» **Data shown**:

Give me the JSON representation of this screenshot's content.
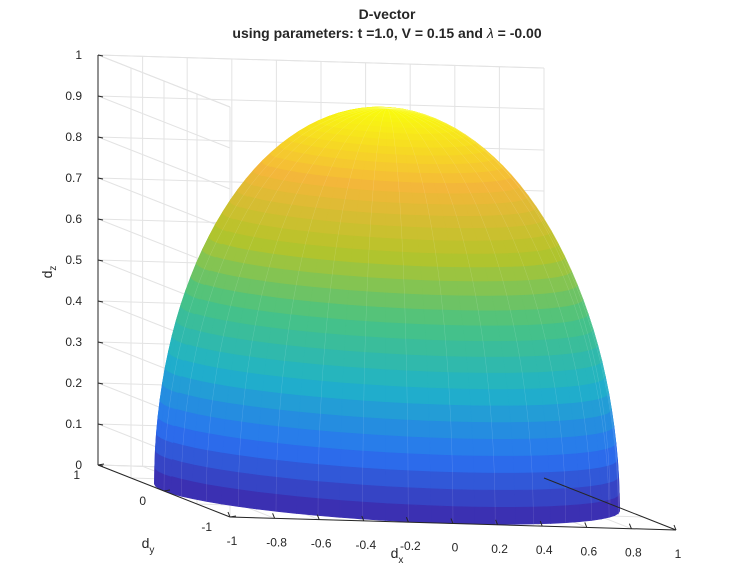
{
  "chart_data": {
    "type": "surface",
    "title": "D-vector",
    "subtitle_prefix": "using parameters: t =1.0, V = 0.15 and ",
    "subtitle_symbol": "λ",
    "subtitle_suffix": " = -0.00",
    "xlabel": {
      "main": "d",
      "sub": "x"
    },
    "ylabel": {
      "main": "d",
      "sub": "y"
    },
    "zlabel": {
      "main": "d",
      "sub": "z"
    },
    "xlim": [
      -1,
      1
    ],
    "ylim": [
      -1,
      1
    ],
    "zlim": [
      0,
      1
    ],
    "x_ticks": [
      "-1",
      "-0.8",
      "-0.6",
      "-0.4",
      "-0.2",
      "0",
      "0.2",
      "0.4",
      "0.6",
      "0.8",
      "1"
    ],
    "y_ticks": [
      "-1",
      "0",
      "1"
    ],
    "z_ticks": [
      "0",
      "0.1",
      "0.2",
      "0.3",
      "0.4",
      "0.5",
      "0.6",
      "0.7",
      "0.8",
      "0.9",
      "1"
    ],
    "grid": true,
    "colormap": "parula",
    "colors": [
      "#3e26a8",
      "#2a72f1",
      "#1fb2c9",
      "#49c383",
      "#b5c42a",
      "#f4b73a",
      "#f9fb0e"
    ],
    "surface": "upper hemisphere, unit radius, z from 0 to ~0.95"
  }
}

» **What you should do**:
Reproduce the entries above exactly. Do not include the images.

» **Answer in full**:
Give me the JSON representation of this screenshot's content.
{
  "chart_data": {
    "type": "surface",
    "title": "D-vector",
    "subtitle_prefix": "using parameters: t =1.0, V = 0.15 and ",
    "subtitle_symbol": "λ",
    "subtitle_suffix": " = -0.00",
    "xlabel": {
      "main": "d",
      "sub": "x"
    },
    "ylabel": {
      "main": "d",
      "sub": "y"
    },
    "zlabel": {
      "main": "d",
      "sub": "z"
    },
    "xlim": [
      -1,
      1
    ],
    "ylim": [
      -1,
      1
    ],
    "zlim": [
      0,
      1
    ],
    "x_ticks": [
      "-1",
      "-0.8",
      "-0.6",
      "-0.4",
      "-0.2",
      "0",
      "0.2",
      "0.4",
      "0.6",
      "0.8",
      "1"
    ],
    "y_ticks": [
      "-1",
      "0",
      "1"
    ],
    "z_ticks": [
      "0",
      "0.1",
      "0.2",
      "0.3",
      "0.4",
      "0.5",
      "0.6",
      "0.7",
      "0.8",
      "0.9",
      "1"
    ],
    "grid": true,
    "colormap": "parula",
    "colors": [
      "#3e26a8",
      "#2a72f1",
      "#1fb2c9",
      "#49c383",
      "#b5c42a",
      "#f4b73a",
      "#f9fb0e"
    ],
    "surface": "upper hemisphere, unit radius, z from 0 to ~0.95"
  }
}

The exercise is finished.